Can you write out the whole listing exactly?

--- Start GIVEN RECORDS ---

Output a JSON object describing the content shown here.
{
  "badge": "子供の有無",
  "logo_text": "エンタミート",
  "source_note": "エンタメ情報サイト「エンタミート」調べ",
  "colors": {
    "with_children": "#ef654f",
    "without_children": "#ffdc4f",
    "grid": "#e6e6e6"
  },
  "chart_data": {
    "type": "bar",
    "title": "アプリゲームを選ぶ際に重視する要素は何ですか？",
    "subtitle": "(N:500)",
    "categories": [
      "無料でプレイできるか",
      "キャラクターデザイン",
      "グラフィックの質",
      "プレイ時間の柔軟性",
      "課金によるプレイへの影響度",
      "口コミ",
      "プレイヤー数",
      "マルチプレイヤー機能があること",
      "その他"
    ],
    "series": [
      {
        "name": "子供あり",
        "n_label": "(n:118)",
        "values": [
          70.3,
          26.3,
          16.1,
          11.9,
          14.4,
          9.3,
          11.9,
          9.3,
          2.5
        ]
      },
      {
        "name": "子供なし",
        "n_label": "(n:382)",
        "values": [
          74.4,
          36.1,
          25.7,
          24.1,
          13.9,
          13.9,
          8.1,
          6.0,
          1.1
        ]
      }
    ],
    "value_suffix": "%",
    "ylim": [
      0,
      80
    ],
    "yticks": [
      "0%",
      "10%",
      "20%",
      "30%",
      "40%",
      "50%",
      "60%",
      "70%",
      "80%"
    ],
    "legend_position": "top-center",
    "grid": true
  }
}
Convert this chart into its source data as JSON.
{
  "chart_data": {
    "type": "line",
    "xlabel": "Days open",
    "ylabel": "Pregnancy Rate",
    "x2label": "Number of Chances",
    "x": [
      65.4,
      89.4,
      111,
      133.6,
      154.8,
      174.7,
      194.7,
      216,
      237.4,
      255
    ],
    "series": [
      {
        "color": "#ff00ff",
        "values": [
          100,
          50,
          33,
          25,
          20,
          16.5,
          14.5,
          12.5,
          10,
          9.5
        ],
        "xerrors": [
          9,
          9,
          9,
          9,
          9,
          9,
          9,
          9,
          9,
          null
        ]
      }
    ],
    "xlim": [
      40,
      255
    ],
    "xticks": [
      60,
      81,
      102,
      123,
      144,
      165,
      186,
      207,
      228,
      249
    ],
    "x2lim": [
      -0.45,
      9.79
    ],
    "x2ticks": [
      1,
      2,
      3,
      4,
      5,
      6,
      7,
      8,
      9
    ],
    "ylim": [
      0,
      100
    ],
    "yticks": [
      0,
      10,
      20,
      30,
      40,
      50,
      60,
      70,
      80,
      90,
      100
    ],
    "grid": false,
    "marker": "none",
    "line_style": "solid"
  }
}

--- End GIVEN RECORDS ---

- [TASK RESPONSE]:
Output a JSON object describing the content shown here.
{
  "badge": "子供の有無",
  "logo_text": "エンタミート",
  "source_note": "エンタメ情報サイト「エンタミート」調べ",
  "colors": {
    "with_children": "#ef654f",
    "without_children": "#ffdc4f",
    "grid": "#e6e6e6"
  },
  "chart_data": {
    "type": "bar",
    "title": "アプリゲームを選ぶ際に重視する要素は何ですか？",
    "subtitle": "(N:500)",
    "categories": [
      "無料でプレイできるか",
      "キャラクターデザイン",
      "グラフィックの質",
      "プレイ時間の柔軟性",
      "課金によるプレイへの影響度",
      "口コミ",
      "プレイヤー数",
      "マルチプレイヤー機能があること",
      "その他"
    ],
    "series": [
      {
        "name": "子供あり",
        "n_label": "(n:118)",
        "values": [
          70.3,
          26.3,
          16.1,
          11.9,
          14.4,
          9.3,
          11.9,
          9.3,
          2.5
        ]
      },
      {
        "name": "子供なし",
        "n_label": "(n:382)",
        "values": [
          74.4,
          36.1,
          25.7,
          24.1,
          13.9,
          13.9,
          8.1,
          6.0,
          1.1
        ]
      }
    ],
    "value_suffix": "%",
    "ylim": [
      0,
      80
    ],
    "yticks": [
      "0%",
      "10%",
      "20%",
      "30%",
      "40%",
      "50%",
      "60%",
      "70%",
      "80%"
    ],
    "legend_position": "top-center",
    "grid": true
  }
}
Convert this chart into its source data as JSON.
{
  "chart_data": {
    "type": "line",
    "xlabel": "Days open",
    "ylabel": "Pregnancy Rate",
    "x2label": "Number of Chances",
    "x": [
      65.4,
      89.4,
      111,
      133.6,
      154.8,
      174.7,
      194.7,
      216,
      237.4,
      255
    ],
    "series": [
      {
        "color": "#ff00ff",
        "values": [
          100,
          50,
          33,
          25,
          20,
          16.5,
          14.5,
          12.5,
          10,
          9.5
        ],
        "xerrors": [
          9,
          9,
          9,
          9,
          9,
          9,
          9,
          9,
          9,
          null
        ]
      }
    ],
    "xlim": [
      40,
      255
    ],
    "xticks": [
      60,
      81,
      102,
      123,
      144,
      165,
      186,
      207,
      228,
      249
    ],
    "x2lim": [
      -0.45,
      9.79
    ],
    "x2ticks": [
      1,
      2,
      3,
      4,
      5,
      6,
      7,
      8,
      9
    ],
    "ylim": [
      0,
      100
    ],
    "yticks": [
      0,
      10,
      20,
      30,
      40,
      50,
      60,
      70,
      80,
      90,
      100
    ],
    "grid": false,
    "marker": "none",
    "line_style": "solid"
  }
}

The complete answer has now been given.